TASK TO CARRY OUT -> Your task is to copy every record exactly.

###

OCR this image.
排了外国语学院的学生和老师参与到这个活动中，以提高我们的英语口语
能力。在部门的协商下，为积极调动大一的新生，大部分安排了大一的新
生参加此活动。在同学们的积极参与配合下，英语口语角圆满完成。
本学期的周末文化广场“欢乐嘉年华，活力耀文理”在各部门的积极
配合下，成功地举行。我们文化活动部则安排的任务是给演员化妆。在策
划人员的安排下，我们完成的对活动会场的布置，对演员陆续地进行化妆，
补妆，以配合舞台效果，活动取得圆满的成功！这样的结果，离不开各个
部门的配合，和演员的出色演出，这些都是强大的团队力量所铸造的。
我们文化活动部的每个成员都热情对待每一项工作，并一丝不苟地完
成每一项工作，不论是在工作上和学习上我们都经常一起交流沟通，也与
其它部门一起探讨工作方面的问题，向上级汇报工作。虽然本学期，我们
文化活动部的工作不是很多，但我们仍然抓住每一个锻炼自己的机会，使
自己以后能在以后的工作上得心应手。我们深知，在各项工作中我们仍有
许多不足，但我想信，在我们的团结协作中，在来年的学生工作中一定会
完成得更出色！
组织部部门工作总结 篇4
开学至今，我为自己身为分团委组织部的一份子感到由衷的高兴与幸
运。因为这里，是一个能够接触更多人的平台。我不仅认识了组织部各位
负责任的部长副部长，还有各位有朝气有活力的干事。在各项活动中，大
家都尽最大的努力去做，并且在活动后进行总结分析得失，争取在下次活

###

ANSWER ->
OCR this image.
排了外国语学院的学生和老师参与到这个活动中，以提高我们的英语口语
能力。在部门的协商下，为积极调动大一的新生，大部分安排了大一的新
生参加此活动。在同学们的积极参与配合下，英语口语角圆满完成。
本学期的周末文化广场“欢乐嘉年华，活力耀文理”在各部门的积极
配合下，成功地举行。我们文化活动部则安排的任务是给演员化妆。在策
划人员的安排下，我们完成的对活动会场的布置，对演员陆续地进行化妆，
补妆，以配合舞台效果，活动取得圆满的成功！这样的结果，离不开各个
部门的配合，和演员的出色演出，这些都是强大的团队力量所铸造的。
我们文化活动部的每个成员都热情对待每一项工作，并一丝不苟地完
成每一项工作，不论是在工作上和学习上我们都经常一起交流沟通，也与
其它部门一起探讨工作方面的问题，向上级汇报工作。虽然本学期，我们
文化活动部的工作不是很多，但我们仍然抓住每一个锻炼自己的机会，使
自己以后能在以后的工作上得心应手。我们深知，在各项工作中我们仍有
许多不足，但我想信，在我们的团结协作中，在来年的学生工作中一定会
完成得更出色！
组织部部门工作总结 篇4
开学至今，我为自己身为分团委组织部的一份子感到由衷的高兴与幸
运。因为这里，是一个能够接触更多人的平台。我不仅认识了组织部各位
负责任的部长副部长，还有各位有朝气有活力的干事。在各项活动中，大
家都尽最大的努力去做，并且在活动后进行总结分析得失，争取在下次活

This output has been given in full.